— Start DATA ENTRIES —
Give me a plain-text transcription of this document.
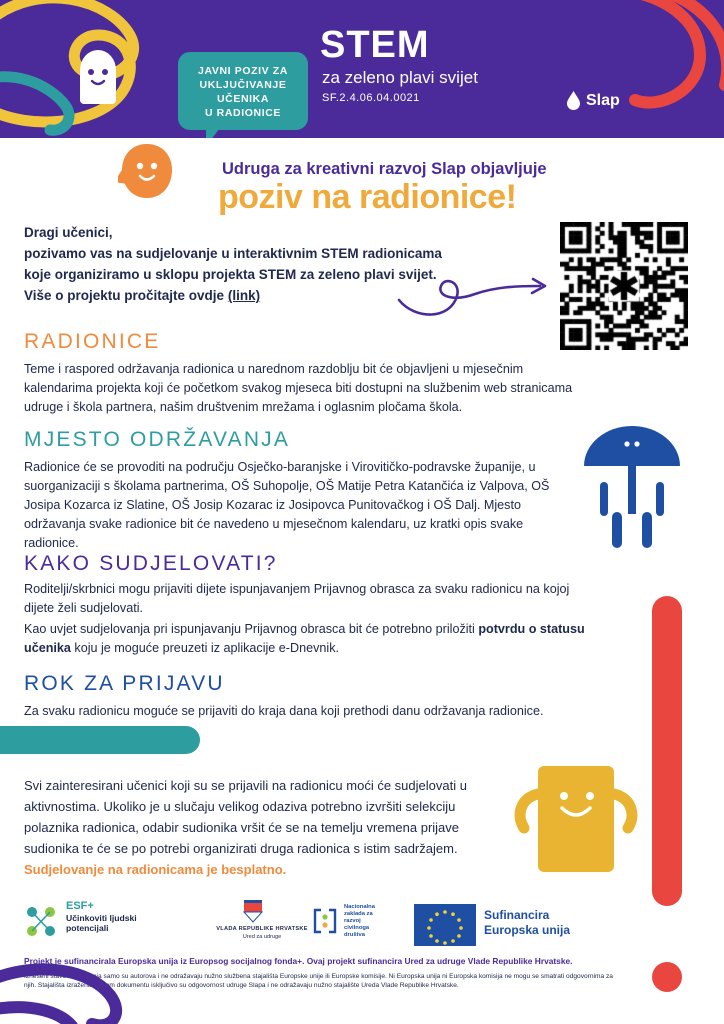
JAVNI POZIV ZA
UKLJUČIVANJE
UČENIKA
U RADIONICE
STEM
za zeleno plavi svijet
SF.2.4.06.04.0021	Slap
Udruga za kreativni razvoj Slap objavljuje
poziv na radionice!
Dragi učenici,
pozivamo vas na sudjelovanje u interaktivnim STEM radionicama
koje organiziramo u sklopu projekta STEM za zeleno plavi svijet.
Više o projektu pročitajte ovdje (link)
RADIONICE
Teme i raspored održavanja radionica u narednom razdoblju bit će objavljeni u mjesečnim kalendarima projekta koji će početkom svakog mjeseca biti dostupni na službenim web stranicama udruge i škola partnera, našim društvenim mrežama i oglasnim pločama škola.
MJESTO ODRŽAVANJA
Radionice će se provoditi na području Osječko-baranjske i Virovitičko-podravske županije, u suorganizaciji s školama partnerima, OŠ Suhopolje, OŠ Matije Petra Katančića iz Valpova, OŠ Josipa Kozarca iz Slatine, OŠ Josip Kozarac iz Josipovca Punitovačkog i OŠ Dalj. Mjesto održavanja svake radionice bit će navedeno u mjesečnom kalendaru, uz kratki opis svake radionice.
KAKO SUDJELOVATI?
Roditelji/skrbnici mogu prijaviti dijete ispunjavanjem Prijavnog obrasca za svaku radionicu na kojoj dijete želi sudjelovati.
Kao uvjet sudjelovanja pri ispunjavanju Prijavnog obrasca bit će potrebno priložiti potvrdu o statusu učenika koju je moguće preuzeti iz aplikacije e-Dnevnik.
ROK ZA PRIJAVU
Za svaku radionicu moguće se prijaviti do kraja dana koji prethodi danu održavanja radionice.
Svi zainteresirani učenici koji su se prijavili na radionicu moći će sudjelovati u aktivnostima. Ukoliko je u slučaju velikog odaziva potrebno izvršiti selekciju polaznika radionica, odabir sudionika vršit će se na temelju vremena prijave sudionika te će se po potrebi organizirati druga radionica s istim sadržajem. Sudjelovanje na radionicama je besplatno.
ESF+
Učinkoviti ljudski
potencijali	VLADA REPUBLIKE HRVATSKE
Ured za udruge
Nacionalna
zaklada za
razvoj
civilnoga
društva
Sufinancira
Europska unija
Projekt je sufinancirala Europska unija iz Europsog socijalnog fonda+. Ovaj projekt sufinancira Ured za udruge Vlade Republike Hrvatske.
Izneseni stavovi i mišljenja samo su autorova i ne odražavaju nužno službena stajališta Europske unije ili Europske komisije. Ni Europska unija ni Europska komisija ne mogu se smatrati odgovornima za njih. Stajališta izražena u ovom dokumentu isključivo su odgovornost udruge Slapa i ne odražavaju nužno stajalište Ureda Vlade Republike Hrvatske.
— End DATA ENTRIES —
Pick out all lines from the data above in which the word "Vlade" appears.

» **ANSWER FOR THE TASK**
Projekt je sufinancirala Europska unija iz Europsog socijalnog fonda+. Ovaj projekt sufinancira Ured za udruge Vlade Republike Hrvatske.
Izneseni stavovi i mišljenja samo su autorova i ne odražavaju nužno službena stajališta Europske unije ili Europske komisije. Ni Europska unija ni Europska komisija ne mogu se smatrati odgovornima za njih. Stajališta izražena u ovom dokumentu isključivo su odgovornost udruge Slapa i ne odražavaju nužno stajalište Ureda Vlade Republike Hrvatske.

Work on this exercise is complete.